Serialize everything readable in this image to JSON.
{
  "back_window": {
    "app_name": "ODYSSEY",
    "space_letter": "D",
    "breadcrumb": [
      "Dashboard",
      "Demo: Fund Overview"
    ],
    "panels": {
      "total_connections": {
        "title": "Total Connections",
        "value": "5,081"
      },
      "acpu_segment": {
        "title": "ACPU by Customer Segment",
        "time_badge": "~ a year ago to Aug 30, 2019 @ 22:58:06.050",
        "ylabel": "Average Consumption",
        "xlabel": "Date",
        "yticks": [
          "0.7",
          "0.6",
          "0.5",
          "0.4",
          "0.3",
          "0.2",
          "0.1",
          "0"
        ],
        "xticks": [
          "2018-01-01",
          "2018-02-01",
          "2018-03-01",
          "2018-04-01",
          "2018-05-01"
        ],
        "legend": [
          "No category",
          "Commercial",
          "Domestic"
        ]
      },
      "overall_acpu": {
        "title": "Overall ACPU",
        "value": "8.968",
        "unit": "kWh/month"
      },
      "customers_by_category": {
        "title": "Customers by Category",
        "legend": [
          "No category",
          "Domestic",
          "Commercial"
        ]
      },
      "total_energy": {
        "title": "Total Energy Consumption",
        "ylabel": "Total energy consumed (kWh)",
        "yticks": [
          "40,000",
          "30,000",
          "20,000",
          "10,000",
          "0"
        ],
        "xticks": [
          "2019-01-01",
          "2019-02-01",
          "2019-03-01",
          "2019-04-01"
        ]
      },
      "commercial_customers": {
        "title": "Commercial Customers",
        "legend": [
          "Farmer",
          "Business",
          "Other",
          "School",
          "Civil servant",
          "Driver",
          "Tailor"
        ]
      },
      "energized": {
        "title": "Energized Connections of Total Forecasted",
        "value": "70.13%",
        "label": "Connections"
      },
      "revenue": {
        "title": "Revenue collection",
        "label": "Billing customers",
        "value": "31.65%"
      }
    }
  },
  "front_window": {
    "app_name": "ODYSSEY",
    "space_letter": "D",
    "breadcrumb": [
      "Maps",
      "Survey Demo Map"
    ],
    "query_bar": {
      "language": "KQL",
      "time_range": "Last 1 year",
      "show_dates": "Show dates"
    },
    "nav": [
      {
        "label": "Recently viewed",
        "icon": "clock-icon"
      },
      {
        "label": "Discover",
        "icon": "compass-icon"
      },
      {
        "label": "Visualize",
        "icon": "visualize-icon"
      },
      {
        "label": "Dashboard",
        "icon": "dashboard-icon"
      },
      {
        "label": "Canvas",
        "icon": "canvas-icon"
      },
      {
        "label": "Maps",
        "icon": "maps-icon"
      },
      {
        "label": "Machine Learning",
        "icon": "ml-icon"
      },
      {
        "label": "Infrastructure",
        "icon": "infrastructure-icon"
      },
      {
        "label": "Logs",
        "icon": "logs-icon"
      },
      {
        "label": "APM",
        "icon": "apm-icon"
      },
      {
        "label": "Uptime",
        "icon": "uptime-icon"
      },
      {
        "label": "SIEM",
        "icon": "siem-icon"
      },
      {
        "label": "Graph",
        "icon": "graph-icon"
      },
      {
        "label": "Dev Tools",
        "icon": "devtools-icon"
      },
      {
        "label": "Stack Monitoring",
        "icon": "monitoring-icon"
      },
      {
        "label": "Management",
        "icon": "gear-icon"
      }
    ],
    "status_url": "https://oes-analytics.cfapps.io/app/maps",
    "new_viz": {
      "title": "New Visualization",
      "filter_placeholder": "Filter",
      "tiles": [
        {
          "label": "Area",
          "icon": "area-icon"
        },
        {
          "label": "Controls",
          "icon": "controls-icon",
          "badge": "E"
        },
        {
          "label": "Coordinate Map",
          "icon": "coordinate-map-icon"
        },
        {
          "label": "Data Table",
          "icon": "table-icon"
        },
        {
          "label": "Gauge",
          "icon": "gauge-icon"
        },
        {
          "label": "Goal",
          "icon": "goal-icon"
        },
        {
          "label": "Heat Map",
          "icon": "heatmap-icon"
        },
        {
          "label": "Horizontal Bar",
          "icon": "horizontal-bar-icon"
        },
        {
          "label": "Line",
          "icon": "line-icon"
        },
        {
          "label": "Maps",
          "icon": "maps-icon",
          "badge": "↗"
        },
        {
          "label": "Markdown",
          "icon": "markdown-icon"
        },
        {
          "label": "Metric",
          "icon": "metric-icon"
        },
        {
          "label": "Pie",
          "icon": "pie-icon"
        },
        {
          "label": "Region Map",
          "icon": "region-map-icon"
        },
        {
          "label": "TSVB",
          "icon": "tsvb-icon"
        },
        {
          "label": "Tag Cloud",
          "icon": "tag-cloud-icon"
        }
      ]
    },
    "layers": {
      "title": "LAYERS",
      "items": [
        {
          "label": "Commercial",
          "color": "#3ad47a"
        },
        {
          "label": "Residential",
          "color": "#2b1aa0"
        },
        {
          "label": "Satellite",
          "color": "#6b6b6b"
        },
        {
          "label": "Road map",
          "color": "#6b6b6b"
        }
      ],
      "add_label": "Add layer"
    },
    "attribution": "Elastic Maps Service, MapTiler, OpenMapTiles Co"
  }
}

******************************

■ **EXERCISE DESCRIPTION**:
Scan the records for the string "title". Copy each line in which it appears.

■ **ANSWER BELOW**:
        "title": "Total Connections",
        "title": "ACPU by Customer Segment",
        "title": "Overall ACPU",
        "title": "Customers by Category",
        "title": "Total Energy Consumption",
        "title": "Commercial Customers",
        "title": "Energized Connections of Total Forecasted",
        "title": "Revenue collection",
      "title": "New Visualization",
      "title": "LAYERS",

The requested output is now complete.